>>>>
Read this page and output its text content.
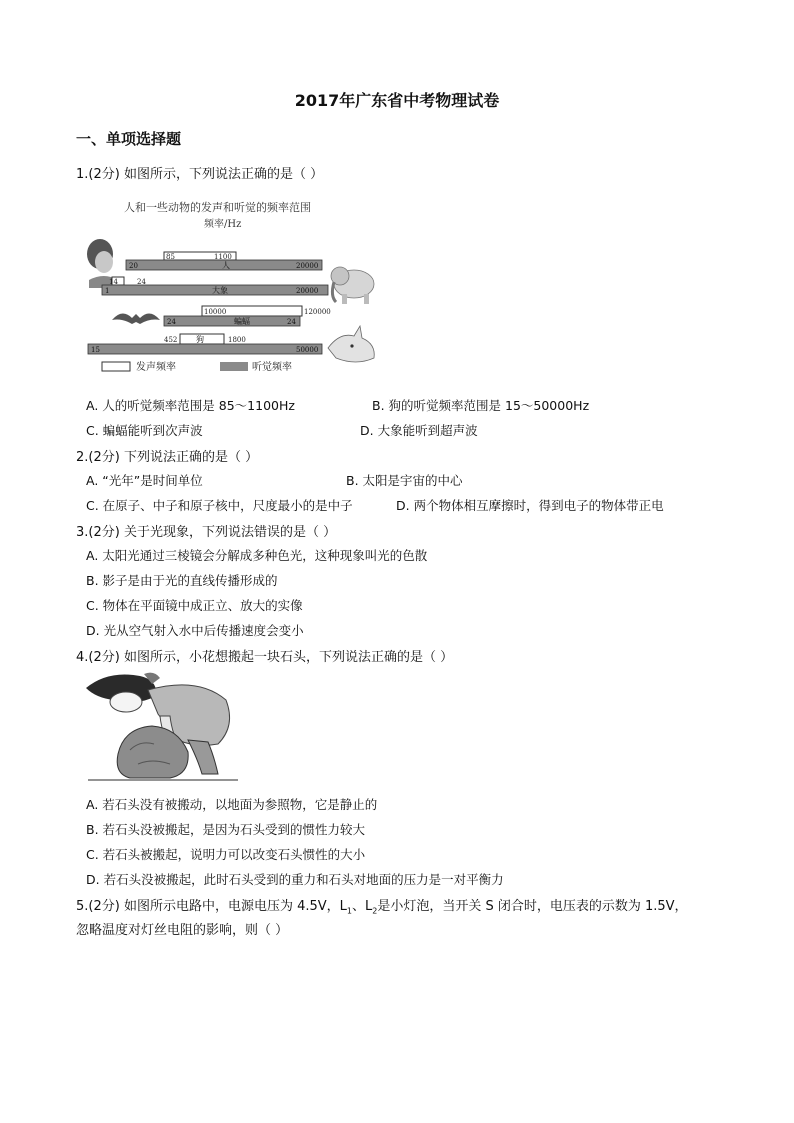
2017年广东省中考物理试卷
一、单项选择题
1.(2分) 如图所示，下列说法正确的是（ ）
人和一些动物的发声和听觉的频率范围
频率/Hz
85	1100
20	人	20000
14	24
1	大象	20000
10000	120000
24	蝙蝠	24
452	1800
15
狗
50000
发声频率	听觉频率
A. 人的听觉频率范围是 85～1100Hz	B. 狗的听觉频率范围是 15～50000Hz
C. 蝙蝠能听到次声波	D. 大象能听到超声波
2.(2分) 下列说法正确的是（ ）
A. “光年”是时间单位	B. 太阳是宇宙的中心
C. 在原子、中子和原子核中，尺度最小的是中子	D. 两个物体相互摩擦时，得到电子的物体带正电
3.(2分) 关于光现象，下列说法错误的是（ ）
A. 太阳光通过三棱镜会分解成多种色光，这种现象叫光的色散
B. 影子是由于光的直线传播形成的
C. 物体在平面镜中成正立、放大的实像
D. 光从空气射入水中后传播速度会变小
4.(2分) 如图所示，小花想搬起一块石头，下列说法正确的是（ ）
A. 若石头没有被搬动，以地面为参照物，它是静止的
B. 若石头没被搬起，是因为石头受到的惯性力较大
C. 若石头被搬起，说明力可以改变石头惯性的大小
D. 若石头没被搬起，此时石头受到的重力和石头对地面的压力是一对平衡力
5.(2分) 如图所示电路中，电源电压为 4.5V，$L_1$、$L_2$是小灯泡，当开关 S 闭合时，电压表的示数为 1.5V，
忽略温度对灯丝电阻的影响，则（ ）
<<<<
▶ **EXERCISE DIRECTIONS**: Write out each line of the data exactly; the images should be left out.

▶ **TASK RESULT**:
Read this page and output its text content.
2017年广东省中考物理试卷
一、单项选择题
1.(2分) 如图所示，下列说法正确的是（ ）
人和一些动物的发声和听觉的频率范围
频率/Hz
85	1100
20	人	20000
14	24
1	大象	20000
10000	120000
24	蝙蝠	24
452	1800
15
狗
50000
发声频率	听觉频率
A. 人的听觉频率范围是 85～1100Hz	B. 狗的听觉频率范围是 15～50000Hz
C. 蝙蝠能听到次声波	D. 大象能听到超声波
2.(2分) 下列说法正确的是（ ）
A. “光年”是时间单位	B. 太阳是宇宙的中心
C. 在原子、中子和原子核中，尺度最小的是中子	D. 两个物体相互摩擦时，得到电子的物体带正电
3.(2分) 关于光现象，下列说法错误的是（ ）
A. 太阳光通过三棱镜会分解成多种色光，这种现象叫光的色散
B. 影子是由于光的直线传播形成的
C. 物体在平面镜中成正立、放大的实像
D. 光从空气射入水中后传播速度会变小
4.(2分) 如图所示，小花想搬起一块石头，下列说法正确的是（ ）
A. 若石头没有被搬动，以地面为参照物，它是静止的
B. 若石头没被搬起，是因为石头受到的惯性力较大
C. 若石头被搬起，说明力可以改变石头惯性的大小
D. 若石头没被搬起，此时石头受到的重力和石头对地面的压力是一对平衡力
5.(2分) 如图所示电路中，电源电压为 4.5V，$L_1$、$L_2$是小灯泡，当开关 S 闭合时，电压表的示数为 1.5V，
忽略温度对灯丝电阻的影响，则（ ）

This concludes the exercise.